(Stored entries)

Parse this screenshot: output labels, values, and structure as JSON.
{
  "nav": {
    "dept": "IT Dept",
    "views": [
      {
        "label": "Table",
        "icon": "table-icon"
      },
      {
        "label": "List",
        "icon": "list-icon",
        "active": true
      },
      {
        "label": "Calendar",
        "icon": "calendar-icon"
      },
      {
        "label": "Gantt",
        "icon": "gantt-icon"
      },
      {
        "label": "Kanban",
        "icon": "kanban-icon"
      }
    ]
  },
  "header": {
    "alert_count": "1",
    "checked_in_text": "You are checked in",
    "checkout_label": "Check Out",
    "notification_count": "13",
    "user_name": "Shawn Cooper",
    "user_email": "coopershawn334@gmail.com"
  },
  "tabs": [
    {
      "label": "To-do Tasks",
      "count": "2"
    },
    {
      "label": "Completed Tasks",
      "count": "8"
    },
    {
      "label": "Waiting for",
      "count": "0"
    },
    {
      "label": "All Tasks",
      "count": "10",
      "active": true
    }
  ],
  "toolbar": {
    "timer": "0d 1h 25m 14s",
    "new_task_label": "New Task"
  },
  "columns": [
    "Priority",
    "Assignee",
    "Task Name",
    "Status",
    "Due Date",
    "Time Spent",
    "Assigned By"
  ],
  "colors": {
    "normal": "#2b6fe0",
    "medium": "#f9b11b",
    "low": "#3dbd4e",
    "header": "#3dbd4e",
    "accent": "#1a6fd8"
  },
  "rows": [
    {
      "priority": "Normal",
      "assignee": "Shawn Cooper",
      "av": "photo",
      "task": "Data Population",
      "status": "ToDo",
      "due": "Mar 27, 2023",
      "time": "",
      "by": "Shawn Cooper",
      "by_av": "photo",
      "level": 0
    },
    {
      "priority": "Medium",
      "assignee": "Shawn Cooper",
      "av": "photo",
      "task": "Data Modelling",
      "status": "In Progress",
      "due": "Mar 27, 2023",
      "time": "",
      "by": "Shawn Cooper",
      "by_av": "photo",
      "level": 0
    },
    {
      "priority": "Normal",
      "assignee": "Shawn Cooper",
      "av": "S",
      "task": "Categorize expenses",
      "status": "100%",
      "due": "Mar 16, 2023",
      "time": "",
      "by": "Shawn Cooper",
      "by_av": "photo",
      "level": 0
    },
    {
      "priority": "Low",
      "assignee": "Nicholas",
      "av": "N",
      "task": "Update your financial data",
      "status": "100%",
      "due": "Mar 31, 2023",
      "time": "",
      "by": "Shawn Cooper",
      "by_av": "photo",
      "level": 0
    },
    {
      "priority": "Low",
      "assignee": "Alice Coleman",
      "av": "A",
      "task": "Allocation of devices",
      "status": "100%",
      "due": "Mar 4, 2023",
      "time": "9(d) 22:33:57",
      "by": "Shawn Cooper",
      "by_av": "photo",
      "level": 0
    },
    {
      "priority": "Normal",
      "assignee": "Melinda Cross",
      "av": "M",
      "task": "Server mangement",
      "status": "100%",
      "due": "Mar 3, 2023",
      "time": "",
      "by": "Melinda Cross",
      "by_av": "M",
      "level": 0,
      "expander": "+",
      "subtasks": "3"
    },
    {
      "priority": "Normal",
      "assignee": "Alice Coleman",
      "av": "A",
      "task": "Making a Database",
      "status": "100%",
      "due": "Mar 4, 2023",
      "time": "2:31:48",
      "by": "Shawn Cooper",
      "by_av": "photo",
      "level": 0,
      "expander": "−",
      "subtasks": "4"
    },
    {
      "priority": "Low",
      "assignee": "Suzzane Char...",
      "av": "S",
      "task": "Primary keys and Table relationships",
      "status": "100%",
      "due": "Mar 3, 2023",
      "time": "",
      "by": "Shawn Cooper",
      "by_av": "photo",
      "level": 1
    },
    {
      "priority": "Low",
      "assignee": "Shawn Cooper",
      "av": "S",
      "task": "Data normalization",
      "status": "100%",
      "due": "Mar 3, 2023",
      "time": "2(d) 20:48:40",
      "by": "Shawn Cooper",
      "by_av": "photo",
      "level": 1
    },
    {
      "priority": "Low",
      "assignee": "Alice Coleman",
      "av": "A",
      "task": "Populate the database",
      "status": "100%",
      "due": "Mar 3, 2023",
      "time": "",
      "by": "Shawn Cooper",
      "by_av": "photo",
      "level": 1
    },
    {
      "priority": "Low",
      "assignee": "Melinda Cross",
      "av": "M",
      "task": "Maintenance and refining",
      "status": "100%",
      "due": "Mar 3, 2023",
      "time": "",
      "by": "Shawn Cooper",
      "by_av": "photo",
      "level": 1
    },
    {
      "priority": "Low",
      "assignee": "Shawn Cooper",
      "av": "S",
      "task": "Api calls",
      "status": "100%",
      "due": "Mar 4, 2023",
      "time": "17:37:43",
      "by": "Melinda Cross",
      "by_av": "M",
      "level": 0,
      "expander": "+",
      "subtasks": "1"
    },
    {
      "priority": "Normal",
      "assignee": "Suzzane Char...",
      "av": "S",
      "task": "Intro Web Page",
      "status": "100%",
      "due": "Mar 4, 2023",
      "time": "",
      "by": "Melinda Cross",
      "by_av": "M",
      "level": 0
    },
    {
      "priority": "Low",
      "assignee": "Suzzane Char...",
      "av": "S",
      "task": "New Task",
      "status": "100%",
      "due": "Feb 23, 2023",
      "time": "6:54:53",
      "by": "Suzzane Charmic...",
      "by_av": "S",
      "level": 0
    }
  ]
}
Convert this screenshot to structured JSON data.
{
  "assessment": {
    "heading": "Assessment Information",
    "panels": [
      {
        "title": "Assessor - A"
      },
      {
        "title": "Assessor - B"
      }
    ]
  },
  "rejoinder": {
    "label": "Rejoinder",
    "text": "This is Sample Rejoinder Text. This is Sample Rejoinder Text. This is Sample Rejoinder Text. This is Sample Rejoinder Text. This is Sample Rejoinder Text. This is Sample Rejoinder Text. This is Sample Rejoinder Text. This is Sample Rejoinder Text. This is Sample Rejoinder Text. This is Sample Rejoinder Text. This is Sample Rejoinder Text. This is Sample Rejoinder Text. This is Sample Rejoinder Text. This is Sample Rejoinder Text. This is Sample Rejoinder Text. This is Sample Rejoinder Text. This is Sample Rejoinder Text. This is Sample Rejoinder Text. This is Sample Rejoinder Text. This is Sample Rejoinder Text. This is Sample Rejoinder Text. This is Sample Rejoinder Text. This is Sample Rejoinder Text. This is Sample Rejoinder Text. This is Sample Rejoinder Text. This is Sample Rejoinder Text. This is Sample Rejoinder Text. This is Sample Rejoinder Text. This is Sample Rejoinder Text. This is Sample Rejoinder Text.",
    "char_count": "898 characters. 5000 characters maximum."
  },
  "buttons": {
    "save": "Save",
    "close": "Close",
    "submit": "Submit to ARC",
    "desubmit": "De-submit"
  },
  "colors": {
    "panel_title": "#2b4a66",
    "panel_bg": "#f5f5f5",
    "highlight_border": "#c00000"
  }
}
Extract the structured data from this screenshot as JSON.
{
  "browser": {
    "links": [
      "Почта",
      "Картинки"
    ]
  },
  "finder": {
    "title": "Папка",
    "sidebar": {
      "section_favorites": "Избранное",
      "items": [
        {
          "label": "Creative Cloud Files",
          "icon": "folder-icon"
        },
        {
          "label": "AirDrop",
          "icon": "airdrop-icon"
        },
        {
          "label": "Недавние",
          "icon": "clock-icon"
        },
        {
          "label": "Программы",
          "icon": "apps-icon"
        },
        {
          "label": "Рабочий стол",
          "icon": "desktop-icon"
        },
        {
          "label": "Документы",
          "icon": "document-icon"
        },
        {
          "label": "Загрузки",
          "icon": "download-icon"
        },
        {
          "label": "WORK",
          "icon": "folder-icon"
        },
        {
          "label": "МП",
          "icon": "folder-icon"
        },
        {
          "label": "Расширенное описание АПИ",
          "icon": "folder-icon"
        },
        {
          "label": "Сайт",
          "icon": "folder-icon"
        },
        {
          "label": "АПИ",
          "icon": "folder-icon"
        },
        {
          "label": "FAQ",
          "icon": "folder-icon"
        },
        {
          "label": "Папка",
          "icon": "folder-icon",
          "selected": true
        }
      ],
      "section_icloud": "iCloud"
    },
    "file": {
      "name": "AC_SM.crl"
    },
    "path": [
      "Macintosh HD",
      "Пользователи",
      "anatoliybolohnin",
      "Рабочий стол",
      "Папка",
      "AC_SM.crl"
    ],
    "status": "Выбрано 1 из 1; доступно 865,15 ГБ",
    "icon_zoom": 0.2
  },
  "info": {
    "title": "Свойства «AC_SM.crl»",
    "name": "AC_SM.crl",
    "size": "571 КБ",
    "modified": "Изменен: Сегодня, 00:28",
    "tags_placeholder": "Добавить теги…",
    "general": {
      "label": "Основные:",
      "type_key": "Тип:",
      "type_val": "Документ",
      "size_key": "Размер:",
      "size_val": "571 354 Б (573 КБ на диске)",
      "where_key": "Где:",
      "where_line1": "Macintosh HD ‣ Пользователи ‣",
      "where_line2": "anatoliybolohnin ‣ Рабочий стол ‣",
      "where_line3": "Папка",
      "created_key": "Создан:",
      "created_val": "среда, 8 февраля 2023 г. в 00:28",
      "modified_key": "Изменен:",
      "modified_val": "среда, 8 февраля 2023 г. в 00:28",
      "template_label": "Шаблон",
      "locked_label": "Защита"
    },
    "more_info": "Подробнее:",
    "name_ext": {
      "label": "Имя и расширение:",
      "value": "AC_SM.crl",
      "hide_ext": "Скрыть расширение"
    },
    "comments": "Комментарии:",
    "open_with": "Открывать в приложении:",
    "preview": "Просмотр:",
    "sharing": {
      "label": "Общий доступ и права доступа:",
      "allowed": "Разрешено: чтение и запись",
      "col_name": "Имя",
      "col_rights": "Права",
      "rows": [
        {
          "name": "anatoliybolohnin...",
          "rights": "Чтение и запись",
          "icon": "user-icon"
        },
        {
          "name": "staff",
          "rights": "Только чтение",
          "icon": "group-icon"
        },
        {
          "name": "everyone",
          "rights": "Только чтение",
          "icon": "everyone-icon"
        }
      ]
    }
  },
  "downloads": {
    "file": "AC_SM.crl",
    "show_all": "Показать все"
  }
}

◆ Brief ◆
Report how many lines above hold the string "Рабочий", giving nothing but the number.

◆ Solution to the exercise ◆
3